━━━━━ Task inputs ━━━━━
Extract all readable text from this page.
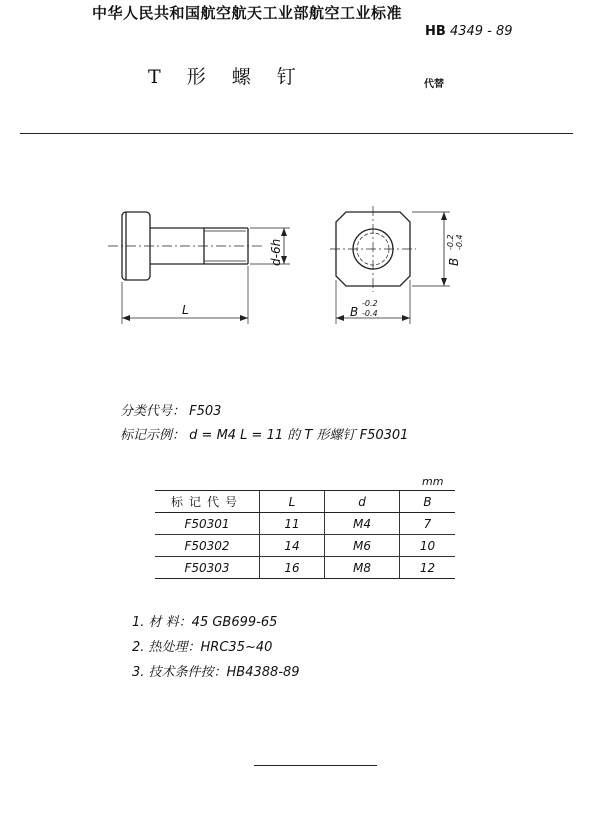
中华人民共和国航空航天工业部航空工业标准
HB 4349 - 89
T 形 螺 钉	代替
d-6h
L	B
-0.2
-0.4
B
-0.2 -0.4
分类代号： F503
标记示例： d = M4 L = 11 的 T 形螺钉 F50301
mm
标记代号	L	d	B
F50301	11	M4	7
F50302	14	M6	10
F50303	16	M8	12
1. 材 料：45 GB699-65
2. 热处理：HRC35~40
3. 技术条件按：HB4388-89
━━━━━
■ **Exercise directions**: Print all of the entries word for word. Skip any images they contain.

■ **Answer for the task**:
Extract all readable text from this page.
中华人民共和国航空航天工业部航空工业标准
HB 4349 - 89
T 形 螺 钉	代替
d-6h
L	B
-0.2
-0.4
B
-0.2 -0.4
分类代号： F503
标记示例： d = M4 L = 11 的 T 形螺钉 F50301
mm
标记代号	L	d	B
F50301	11	M4	7
F50302	14	M6	10
F50303	16	M8	12
1. 材 料：45 GB699-65
2. 热处理：HRC35~40
3. 技术条件按：HB4388-89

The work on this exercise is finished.